Lines with "change" in them are to be located in the listing below and copied.
*** Block opens ***
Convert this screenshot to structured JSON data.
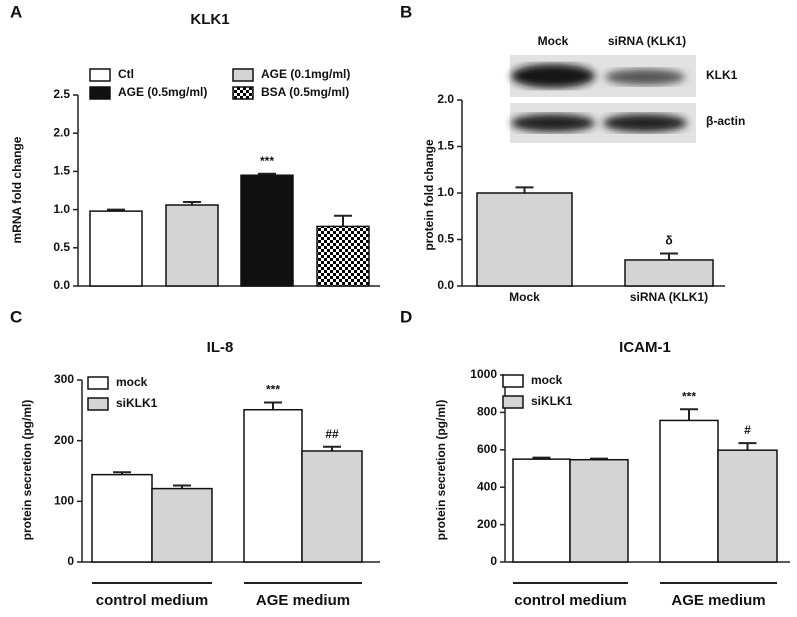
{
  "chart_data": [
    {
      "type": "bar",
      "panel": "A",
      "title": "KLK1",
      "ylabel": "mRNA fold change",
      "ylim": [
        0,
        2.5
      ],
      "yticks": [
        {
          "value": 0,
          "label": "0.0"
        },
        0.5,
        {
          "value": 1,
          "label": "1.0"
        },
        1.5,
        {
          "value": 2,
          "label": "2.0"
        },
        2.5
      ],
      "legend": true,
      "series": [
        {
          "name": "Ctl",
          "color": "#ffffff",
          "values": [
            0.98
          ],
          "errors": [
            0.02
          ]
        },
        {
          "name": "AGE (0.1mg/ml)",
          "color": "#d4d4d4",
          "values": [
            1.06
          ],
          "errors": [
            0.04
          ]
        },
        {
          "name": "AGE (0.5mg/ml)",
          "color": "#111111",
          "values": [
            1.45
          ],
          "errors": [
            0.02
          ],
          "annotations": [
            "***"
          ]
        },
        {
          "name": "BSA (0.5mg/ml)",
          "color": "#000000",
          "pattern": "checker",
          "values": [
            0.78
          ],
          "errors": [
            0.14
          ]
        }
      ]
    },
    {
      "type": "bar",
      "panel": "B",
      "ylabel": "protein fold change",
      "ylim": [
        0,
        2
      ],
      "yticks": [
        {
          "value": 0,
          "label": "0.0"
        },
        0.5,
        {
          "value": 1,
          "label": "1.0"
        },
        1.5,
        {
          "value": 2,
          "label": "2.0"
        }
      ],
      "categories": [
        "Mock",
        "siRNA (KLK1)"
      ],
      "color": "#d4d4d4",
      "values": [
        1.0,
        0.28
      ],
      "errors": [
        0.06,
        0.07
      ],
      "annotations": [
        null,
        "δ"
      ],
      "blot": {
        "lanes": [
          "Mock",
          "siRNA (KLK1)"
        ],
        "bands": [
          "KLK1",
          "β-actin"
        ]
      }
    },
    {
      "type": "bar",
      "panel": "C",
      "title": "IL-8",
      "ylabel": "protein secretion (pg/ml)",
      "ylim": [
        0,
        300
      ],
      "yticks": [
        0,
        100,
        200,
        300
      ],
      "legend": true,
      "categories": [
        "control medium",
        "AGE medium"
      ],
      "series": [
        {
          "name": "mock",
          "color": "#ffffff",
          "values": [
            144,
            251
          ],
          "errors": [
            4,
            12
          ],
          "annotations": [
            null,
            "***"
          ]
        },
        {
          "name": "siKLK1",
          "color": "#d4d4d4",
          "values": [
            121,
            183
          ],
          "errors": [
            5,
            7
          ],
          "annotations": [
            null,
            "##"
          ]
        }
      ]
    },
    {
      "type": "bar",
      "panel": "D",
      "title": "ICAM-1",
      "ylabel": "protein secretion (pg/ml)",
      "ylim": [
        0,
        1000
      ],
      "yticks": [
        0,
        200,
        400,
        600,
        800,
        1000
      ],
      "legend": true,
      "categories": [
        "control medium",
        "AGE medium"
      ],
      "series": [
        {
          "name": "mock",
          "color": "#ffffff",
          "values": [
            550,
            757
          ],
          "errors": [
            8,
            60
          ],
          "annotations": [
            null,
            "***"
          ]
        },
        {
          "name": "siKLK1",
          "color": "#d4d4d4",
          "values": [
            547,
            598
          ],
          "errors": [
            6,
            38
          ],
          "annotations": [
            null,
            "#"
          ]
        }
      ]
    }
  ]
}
*** Block closes ***
*** Block opens ***
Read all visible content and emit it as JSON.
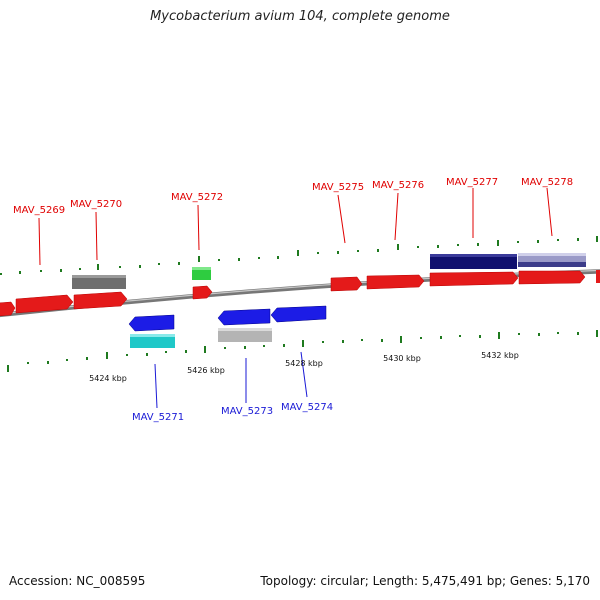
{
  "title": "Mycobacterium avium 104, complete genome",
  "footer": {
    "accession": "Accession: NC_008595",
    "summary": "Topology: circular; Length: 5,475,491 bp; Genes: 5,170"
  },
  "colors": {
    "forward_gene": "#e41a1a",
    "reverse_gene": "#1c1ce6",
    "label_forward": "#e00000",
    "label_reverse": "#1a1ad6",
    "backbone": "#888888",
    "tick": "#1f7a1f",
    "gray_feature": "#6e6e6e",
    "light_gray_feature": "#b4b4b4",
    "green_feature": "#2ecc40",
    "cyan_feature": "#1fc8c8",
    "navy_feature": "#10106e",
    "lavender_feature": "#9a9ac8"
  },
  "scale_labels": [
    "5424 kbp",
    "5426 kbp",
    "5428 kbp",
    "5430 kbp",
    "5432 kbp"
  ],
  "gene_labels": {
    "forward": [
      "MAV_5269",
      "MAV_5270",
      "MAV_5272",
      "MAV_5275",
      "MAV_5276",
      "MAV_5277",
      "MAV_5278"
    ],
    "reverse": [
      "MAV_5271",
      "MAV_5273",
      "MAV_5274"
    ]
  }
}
*** Block closes ***
Output for this exercise ▸
      "ylabel": "mRNA fold change",
      "ylabel": "protein fold change",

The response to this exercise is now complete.